* Start Dataset records *

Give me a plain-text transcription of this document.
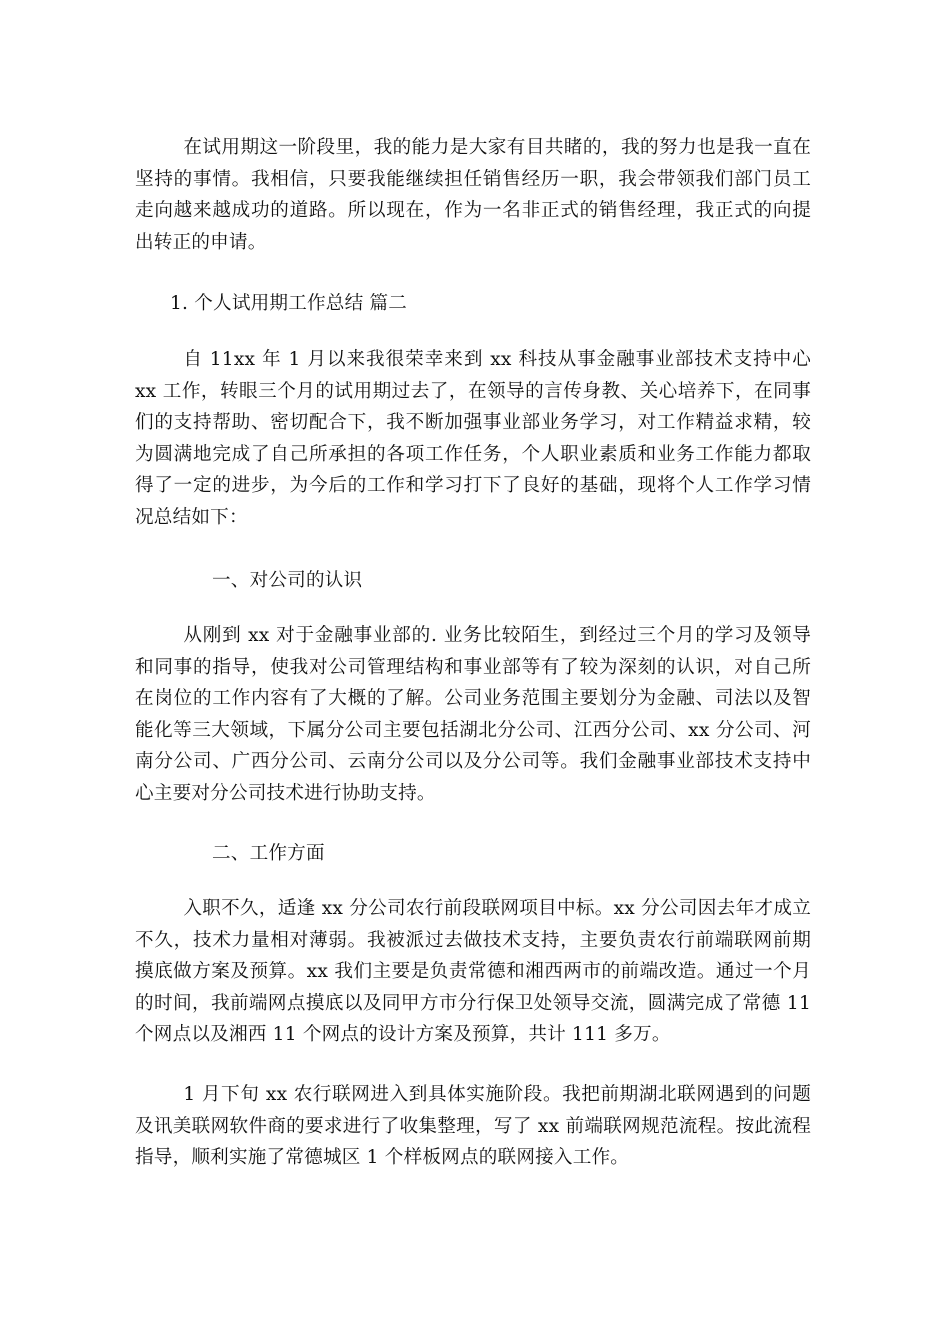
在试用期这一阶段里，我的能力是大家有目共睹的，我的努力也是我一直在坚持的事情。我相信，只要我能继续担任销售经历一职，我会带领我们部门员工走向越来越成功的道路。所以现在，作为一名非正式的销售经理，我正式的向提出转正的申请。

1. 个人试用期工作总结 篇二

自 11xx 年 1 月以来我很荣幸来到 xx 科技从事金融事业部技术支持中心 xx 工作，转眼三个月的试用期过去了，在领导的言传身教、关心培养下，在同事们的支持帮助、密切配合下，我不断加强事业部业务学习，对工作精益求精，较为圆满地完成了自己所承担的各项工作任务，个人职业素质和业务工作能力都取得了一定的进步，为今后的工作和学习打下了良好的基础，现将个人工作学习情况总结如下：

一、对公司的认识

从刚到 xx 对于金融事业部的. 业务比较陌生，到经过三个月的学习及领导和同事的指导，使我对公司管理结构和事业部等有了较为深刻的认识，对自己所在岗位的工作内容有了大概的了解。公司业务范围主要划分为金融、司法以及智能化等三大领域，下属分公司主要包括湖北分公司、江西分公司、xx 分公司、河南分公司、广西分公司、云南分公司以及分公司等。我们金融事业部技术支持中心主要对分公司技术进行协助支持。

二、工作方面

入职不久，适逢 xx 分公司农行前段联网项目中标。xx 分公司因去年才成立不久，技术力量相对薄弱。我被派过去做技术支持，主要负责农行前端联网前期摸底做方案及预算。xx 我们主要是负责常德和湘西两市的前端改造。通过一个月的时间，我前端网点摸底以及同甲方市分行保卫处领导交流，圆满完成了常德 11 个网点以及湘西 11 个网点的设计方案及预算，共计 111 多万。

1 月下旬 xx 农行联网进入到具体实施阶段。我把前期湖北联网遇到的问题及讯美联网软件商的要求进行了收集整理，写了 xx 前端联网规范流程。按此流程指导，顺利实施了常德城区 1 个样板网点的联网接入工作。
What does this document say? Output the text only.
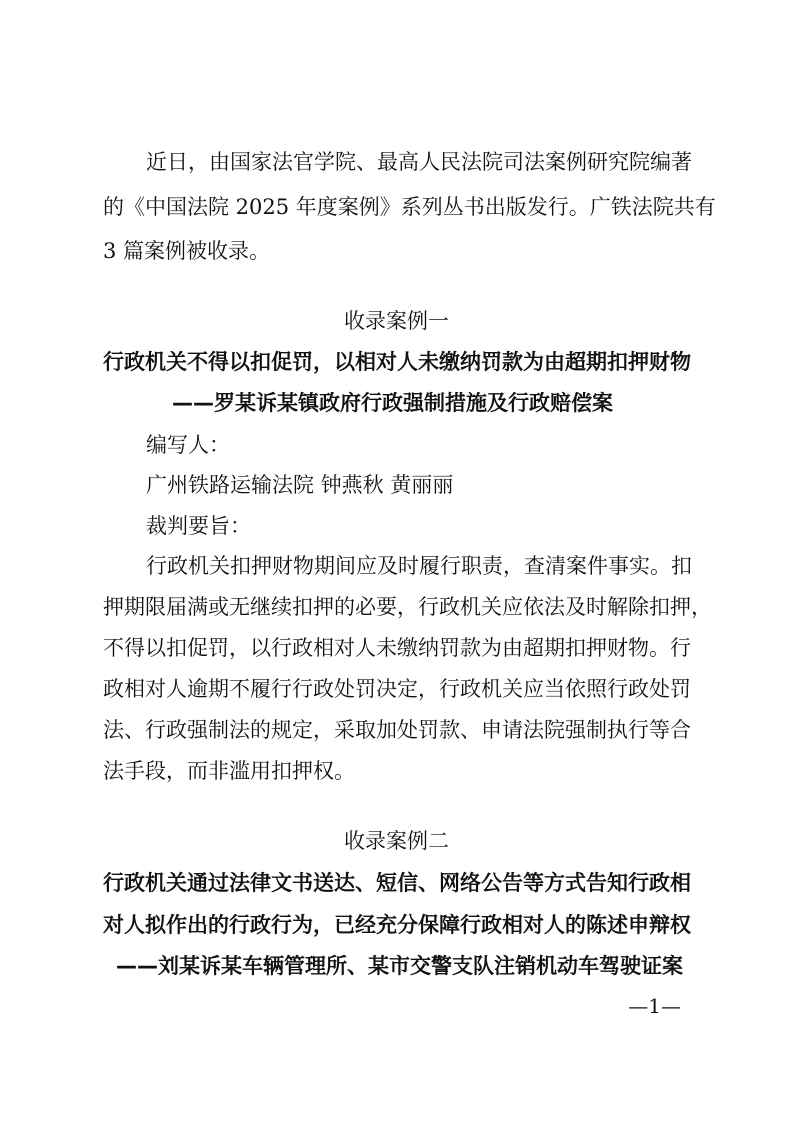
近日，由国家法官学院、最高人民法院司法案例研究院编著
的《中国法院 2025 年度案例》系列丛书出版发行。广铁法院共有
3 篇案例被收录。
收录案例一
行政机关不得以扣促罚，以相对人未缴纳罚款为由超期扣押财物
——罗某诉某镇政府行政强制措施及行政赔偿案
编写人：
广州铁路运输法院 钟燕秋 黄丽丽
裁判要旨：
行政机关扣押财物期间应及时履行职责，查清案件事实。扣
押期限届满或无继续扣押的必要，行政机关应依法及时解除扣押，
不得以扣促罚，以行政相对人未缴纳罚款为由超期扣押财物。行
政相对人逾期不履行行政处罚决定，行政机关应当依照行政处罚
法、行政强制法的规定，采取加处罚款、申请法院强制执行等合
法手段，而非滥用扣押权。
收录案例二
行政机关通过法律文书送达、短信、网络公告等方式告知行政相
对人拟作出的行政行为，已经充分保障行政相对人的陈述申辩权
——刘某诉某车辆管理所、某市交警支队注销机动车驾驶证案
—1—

* End Dataset records *

* **Requirements**:
Quote the material exactly. Pictures stay out.

* **Reply to the exercise**:
Give me a plain-text transcription of this document.
在试用期这一阶段里，我的能力是大家有目共睹的，我的努力也是我一直在坚持的事情。我相信，只要我能继续担任销售经历一职，我会带领我们部门员工走向越来越成功的道路。所以现在，作为一名非正式的销售经理，我正式的向提出转正的申请。

1. 个人试用期工作总结 篇二

自 11xx 年 1 月以来我很荣幸来到 xx 科技从事金融事业部技术支持中心 xx 工作，转眼三个月的试用期过去了，在领导的言传身教、关心培养下，在同事们的支持帮助、密切配合下，我不断加强事业部业务学习，对工作精益求精，较为圆满地完成了自己所承担的各项工作任务，个人职业素质和业务工作能力都取得了一定的进步，为今后的工作和学习打下了良好的基础，现将个人工作学习情况总结如下：

一、对公司的认识

从刚到 xx 对于金融事业部的. 业务比较陌生，到经过三个月的学习及领导和同事的指导，使我对公司管理结构和事业部等有了较为深刻的认识，对自己所在岗位的工作内容有了大概的了解。公司业务范围主要划分为金融、司法以及智能化等三大领域，下属分公司主要包括湖北分公司、江西分公司、xx 分公司、河南分公司、广西分公司、云南分公司以及分公司等。我们金融事业部技术支持中心主要对分公司技术进行协助支持。

二、工作方面

入职不久，适逢 xx 分公司农行前段联网项目中标。xx 分公司因去年才成立不久，技术力量相对薄弱。我被派过去做技术支持，主要负责农行前端联网前期摸底做方案及预算。xx 我们主要是负责常德和湘西两市的前端改造。通过一个月的时间，我前端网点摸底以及同甲方市分行保卫处领导交流，圆满完成了常德 11 个网点以及湘西 11 个网点的设计方案及预算，共计 111 多万。

1 月下旬 xx 农行联网进入到具体实施阶段。我把前期湖北联网遇到的问题及讯美联网软件商的要求进行了收集整理，写了 xx 前端联网规范流程。按此流程指导，顺利实施了常德城区 1 个样板网点的联网接入工作。
What does this document say? Output the text only.
近日，由国家法官学院、最高人民法院司法案例研究院编著
的《中国法院 2025 年度案例》系列丛书出版发行。广铁法院共有
3 篇案例被收录。
收录案例一
行政机关不得以扣促罚，以相对人未缴纳罚款为由超期扣押财物
——罗某诉某镇政府行政强制措施及行政赔偿案
编写人：
广州铁路运输法院 钟燕秋 黄丽丽
裁判要旨：
行政机关扣押财物期间应及时履行职责，查清案件事实。扣
押期限届满或无继续扣押的必要，行政机关应依法及时解除扣押，
不得以扣促罚，以行政相对人未缴纳罚款为由超期扣押财物。行
政相对人逾期不履行行政处罚决定，行政机关应当依照行政处罚
法、行政强制法的规定，采取加处罚款、申请法院强制执行等合
法手段，而非滥用扣押权。
收录案例二
行政机关通过法律文书送达、短信、网络公告等方式告知行政相
对人拟作出的行政行为，已经充分保障行政相对人的陈述申辩权
——刘某诉某车辆管理所、某市交警支队注销机动车驾驶证案
—1—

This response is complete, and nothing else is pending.